→ THE REQUEST: Make an exact copy of the data below, leaving out every picture.

Collected data:

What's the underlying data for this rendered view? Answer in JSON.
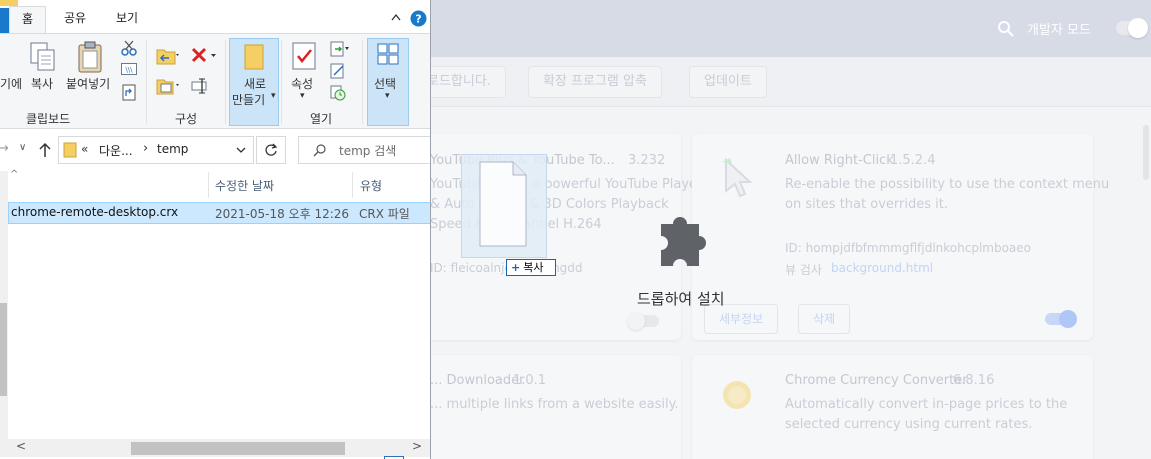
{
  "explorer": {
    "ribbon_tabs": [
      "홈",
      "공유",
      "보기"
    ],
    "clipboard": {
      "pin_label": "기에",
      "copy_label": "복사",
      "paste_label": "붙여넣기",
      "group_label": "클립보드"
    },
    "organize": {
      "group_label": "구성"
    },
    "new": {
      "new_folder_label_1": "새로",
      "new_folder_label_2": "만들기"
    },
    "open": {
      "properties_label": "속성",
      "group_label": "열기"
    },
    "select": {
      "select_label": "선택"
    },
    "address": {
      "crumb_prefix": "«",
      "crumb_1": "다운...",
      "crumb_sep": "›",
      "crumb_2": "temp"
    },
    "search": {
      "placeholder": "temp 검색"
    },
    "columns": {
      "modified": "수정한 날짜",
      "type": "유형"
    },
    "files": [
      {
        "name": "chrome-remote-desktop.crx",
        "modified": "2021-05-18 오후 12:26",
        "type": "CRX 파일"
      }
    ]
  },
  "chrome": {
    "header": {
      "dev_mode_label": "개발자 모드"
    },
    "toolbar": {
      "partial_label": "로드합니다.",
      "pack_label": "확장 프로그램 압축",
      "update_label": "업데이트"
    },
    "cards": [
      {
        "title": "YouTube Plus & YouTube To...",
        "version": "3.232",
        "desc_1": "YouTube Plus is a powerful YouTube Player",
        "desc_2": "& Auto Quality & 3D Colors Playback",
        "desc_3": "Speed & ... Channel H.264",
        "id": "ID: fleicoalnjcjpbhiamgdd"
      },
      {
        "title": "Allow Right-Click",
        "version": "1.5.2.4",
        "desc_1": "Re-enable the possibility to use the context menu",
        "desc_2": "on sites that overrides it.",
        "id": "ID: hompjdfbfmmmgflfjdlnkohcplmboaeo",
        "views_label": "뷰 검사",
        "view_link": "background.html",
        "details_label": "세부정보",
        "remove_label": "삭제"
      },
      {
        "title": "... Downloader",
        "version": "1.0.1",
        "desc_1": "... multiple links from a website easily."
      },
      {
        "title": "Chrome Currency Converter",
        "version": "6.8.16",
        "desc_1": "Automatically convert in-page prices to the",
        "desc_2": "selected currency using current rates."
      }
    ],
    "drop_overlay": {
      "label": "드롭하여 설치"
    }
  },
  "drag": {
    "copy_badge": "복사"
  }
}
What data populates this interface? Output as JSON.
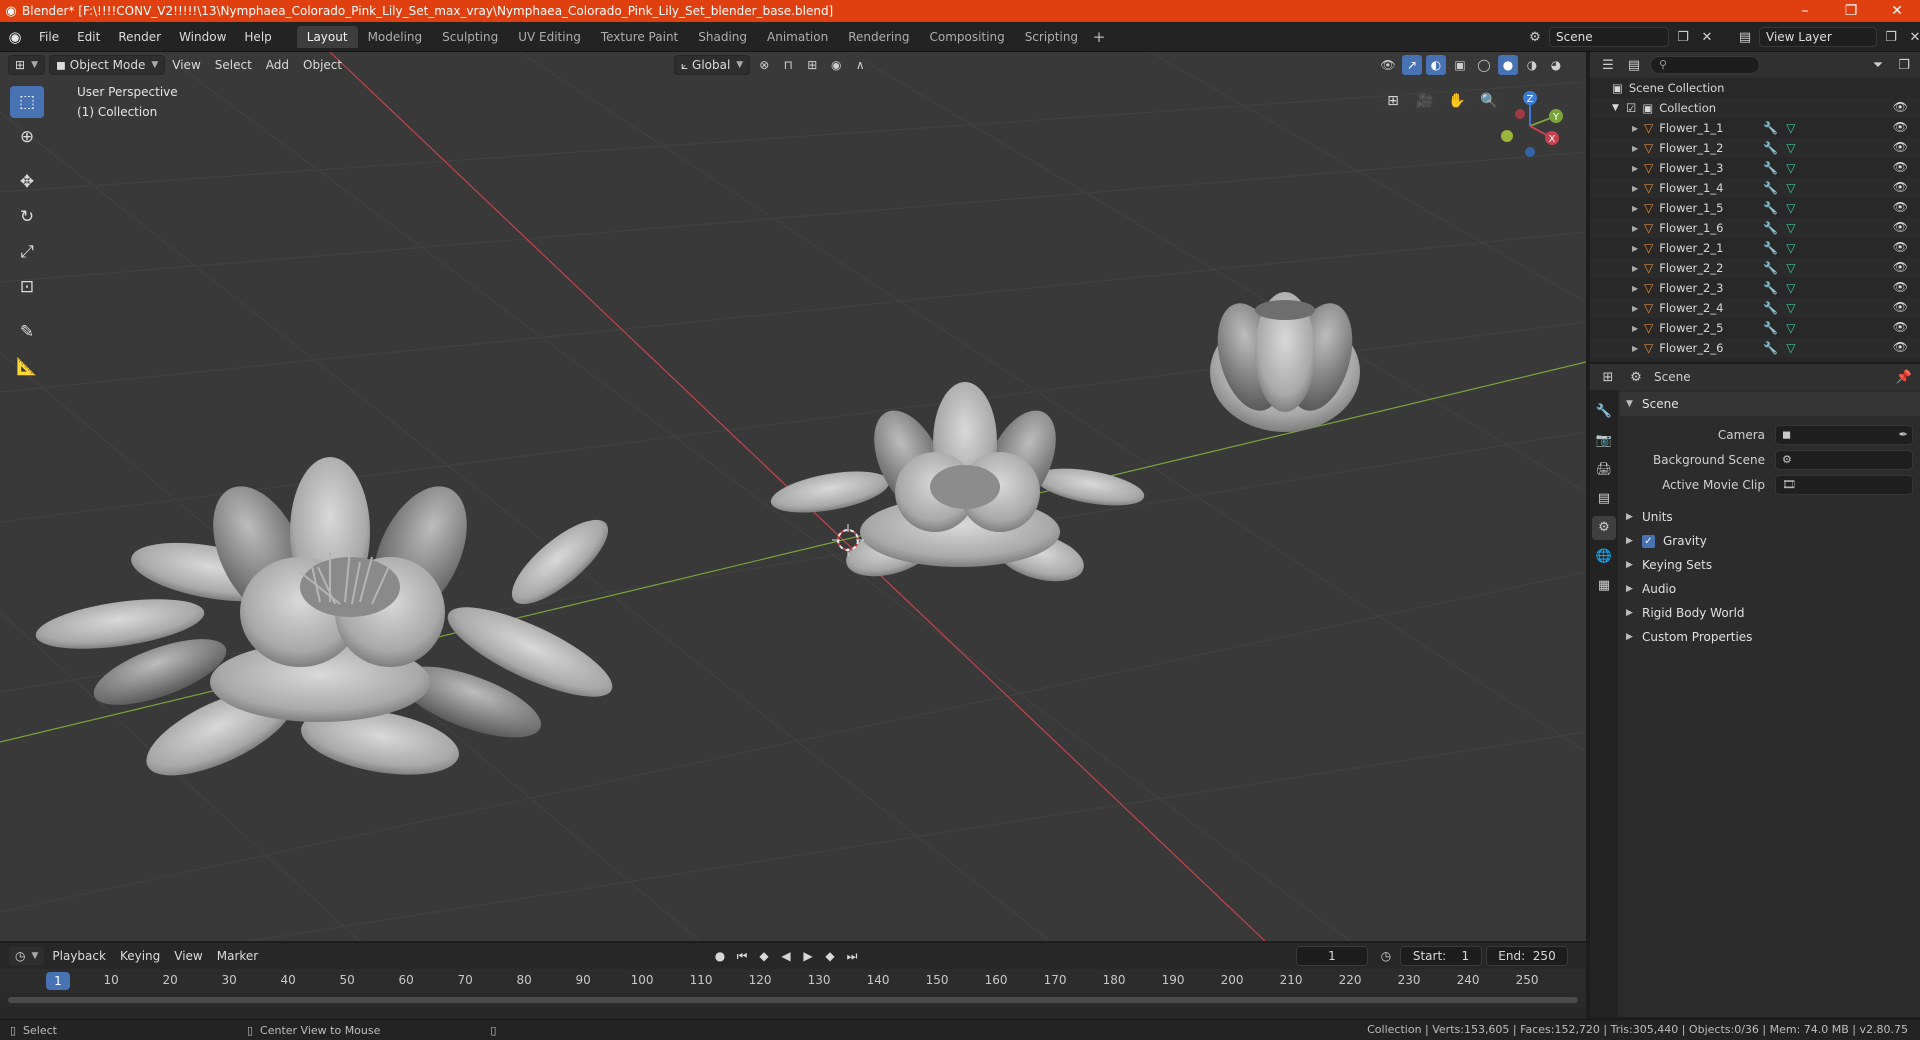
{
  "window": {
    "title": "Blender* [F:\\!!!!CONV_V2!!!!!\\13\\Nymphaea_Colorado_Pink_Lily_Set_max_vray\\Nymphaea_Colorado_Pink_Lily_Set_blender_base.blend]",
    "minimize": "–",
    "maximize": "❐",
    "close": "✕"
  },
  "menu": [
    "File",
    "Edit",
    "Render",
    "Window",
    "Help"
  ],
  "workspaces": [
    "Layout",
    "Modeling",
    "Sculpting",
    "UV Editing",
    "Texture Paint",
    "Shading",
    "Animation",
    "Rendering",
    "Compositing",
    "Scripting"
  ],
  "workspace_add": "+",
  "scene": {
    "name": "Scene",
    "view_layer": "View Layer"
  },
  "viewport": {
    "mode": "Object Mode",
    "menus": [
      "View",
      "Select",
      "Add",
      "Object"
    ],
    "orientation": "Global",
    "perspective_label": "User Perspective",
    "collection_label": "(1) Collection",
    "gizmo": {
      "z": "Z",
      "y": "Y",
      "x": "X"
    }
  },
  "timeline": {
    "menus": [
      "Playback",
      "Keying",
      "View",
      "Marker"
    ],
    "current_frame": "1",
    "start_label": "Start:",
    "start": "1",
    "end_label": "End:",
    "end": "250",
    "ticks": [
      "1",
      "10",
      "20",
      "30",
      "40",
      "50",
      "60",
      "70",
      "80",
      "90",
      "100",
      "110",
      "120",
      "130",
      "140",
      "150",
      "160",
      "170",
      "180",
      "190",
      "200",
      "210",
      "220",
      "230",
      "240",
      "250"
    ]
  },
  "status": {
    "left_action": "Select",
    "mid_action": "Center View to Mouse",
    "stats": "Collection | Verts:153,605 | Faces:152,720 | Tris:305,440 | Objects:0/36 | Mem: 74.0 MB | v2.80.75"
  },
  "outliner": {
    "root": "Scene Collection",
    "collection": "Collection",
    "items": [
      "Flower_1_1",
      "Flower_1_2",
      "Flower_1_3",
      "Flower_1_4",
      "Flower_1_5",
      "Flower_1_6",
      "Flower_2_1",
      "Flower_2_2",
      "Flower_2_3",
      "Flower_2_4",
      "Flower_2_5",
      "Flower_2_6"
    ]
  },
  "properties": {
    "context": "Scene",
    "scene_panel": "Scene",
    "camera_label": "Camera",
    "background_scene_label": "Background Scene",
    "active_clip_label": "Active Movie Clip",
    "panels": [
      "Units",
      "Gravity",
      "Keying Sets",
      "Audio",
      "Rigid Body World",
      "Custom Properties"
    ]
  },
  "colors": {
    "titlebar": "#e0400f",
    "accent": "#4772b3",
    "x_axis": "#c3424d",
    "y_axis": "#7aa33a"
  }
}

→ COMPLETE RESPONSE:
What's the underlying data for this rendered view? Answer in JSON.
{
  "explorer": {
    "ribbon_tabs": [
      "홈",
      "공유",
      "보기"
    ],
    "clipboard": {
      "pin_label": "기에",
      "copy_label": "복사",
      "paste_label": "붙여넣기",
      "group_label": "클립보드"
    },
    "organize": {
      "group_label": "구성"
    },
    "new": {
      "new_folder_label_1": "새로",
      "new_folder_label_2": "만들기"
    },
    "open": {
      "properties_label": "속성",
      "group_label": "열기"
    },
    "select": {
      "select_label": "선택"
    },
    "address": {
      "crumb_prefix": "«",
      "crumb_1": "다운...",
      "crumb_sep": "›",
      "crumb_2": "temp"
    },
    "search": {
      "placeholder": "temp 검색"
    },
    "columns": {
      "modified": "수정한 날짜",
      "type": "유형"
    },
    "files": [
      {
        "name": "chrome-remote-desktop.crx",
        "modified": "2021-05-18 오후 12:26",
        "type": "CRX 파일"
      }
    ]
  },
  "chrome": {
    "header": {
      "dev_mode_label": "개발자 모드"
    },
    "toolbar": {
      "partial_label": "로드합니다.",
      "pack_label": "확장 프로그램 압축",
      "update_label": "업데이트"
    },
    "cards": [
      {
        "title": "YouTube Plus & YouTube To...",
        "version": "3.232",
        "desc_1": "YouTube Plus is a powerful YouTube Player",
        "desc_2": "& Auto Quality & 3D Colors Playback",
        "desc_3": "Speed & ... Channel H.264",
        "id": "ID: fleicoalnjcjpbhiamgdd"
      },
      {
        "title": "Allow Right-Click",
        "version": "1.5.2.4",
        "desc_1": "Re-enable the possibility to use the context menu",
        "desc_2": "on sites that overrides it.",
        "id": "ID: hompjdfbfmmmgflfjdlnkohcplmboaeo",
        "views_label": "뷰 검사",
        "view_link": "background.html",
        "details_label": "세부정보",
        "remove_label": "삭제"
      },
      {
        "title": "... Downloader",
        "version": "1.0.1",
        "desc_1": "... multiple links from a website easily."
      },
      {
        "title": "Chrome Currency Converter",
        "version": "6.8.16",
        "desc_1": "Automatically convert in-page prices to the",
        "desc_2": "selected currency using current rates."
      }
    ],
    "drop_overlay": {
      "label": "드롭하여 설치"
    }
  },
  "drag": {
    "copy_badge": "복사"
  }
}
What data populates this interface? Output as JSON.
{
  "window": {
    "title": "Blender* [F:\\!!!!CONV_V2!!!!!\\13\\Nymphaea_Colorado_Pink_Lily_Set_max_vray\\Nymphaea_Colorado_Pink_Lily_Set_blender_base.blend]",
    "minimize": "–",
    "maximize": "❐",
    "close": "✕"
  },
  "menu": [
    "File",
    "Edit",
    "Render",
    "Window",
    "Help"
  ],
  "workspaces": [
    "Layout",
    "Modeling",
    "Sculpting",
    "UV Editing",
    "Texture Paint",
    "Shading",
    "Animation",
    "Rendering",
    "Compositing",
    "Scripting"
  ],
  "workspace_add": "+",
  "scene": {
    "name": "Scene",
    "view_layer": "View Layer"
  },
  "viewport": {
    "mode": "Object Mode",
    "menus": [
      "View",
      "Select",
      "Add",
      "Object"
    ],
    "orientation": "Global",
    "perspective_label": "User Perspective",
    "collection_label": "(1) Collection",
    "gizmo": {
      "z": "Z",
      "y": "Y",
      "x": "X"
    }
  },
  "timeline": {
    "menus": [
      "Playback",
      "Keying",
      "View",
      "Marker"
    ],
    "current_frame": "1",
    "start_label": "Start:",
    "start": "1",
    "end_label": "End:",
    "end": "250",
    "ticks": [
      "1",
      "10",
      "20",
      "30",
      "40",
      "50",
      "60",
      "70",
      "80",
      "90",
      "100",
      "110",
      "120",
      "130",
      "140",
      "150",
      "160",
      "170",
      "180",
      "190",
      "200",
      "210",
      "220",
      "230",
      "240",
      "250"
    ]
  },
  "status": {
    "left_action": "Select",
    "mid_action": "Center View to Mouse",
    "stats": "Collection | Verts:153,605 | Faces:152,720 | Tris:305,440 | Objects:0/36 | Mem: 74.0 MB | v2.80.75"
  },
  "outliner": {
    "root": "Scene Collection",
    "collection": "Collection",
    "items": [
      "Flower_1_1",
      "Flower_1_2",
      "Flower_1_3",
      "Flower_1_4",
      "Flower_1_5",
      "Flower_1_6",
      "Flower_2_1",
      "Flower_2_2",
      "Flower_2_3",
      "Flower_2_4",
      "Flower_2_5",
      "Flower_2_6"
    ]
  },
  "properties": {
    "context": "Scene",
    "scene_panel": "Scene",
    "camera_label": "Camera",
    "background_scene_label": "Background Scene",
    "active_clip_label": "Active Movie Clip",
    "panels": [
      "Units",
      "Gravity",
      "Keying Sets",
      "Audio",
      "Rigid Body World",
      "Custom Properties"
    ]
  },
  "colors": {
    "titlebar": "#e0400f",
    "accent": "#4772b3",
    "x_axis": "#c3424d",
    "y_axis": "#7aa33a"
  }
}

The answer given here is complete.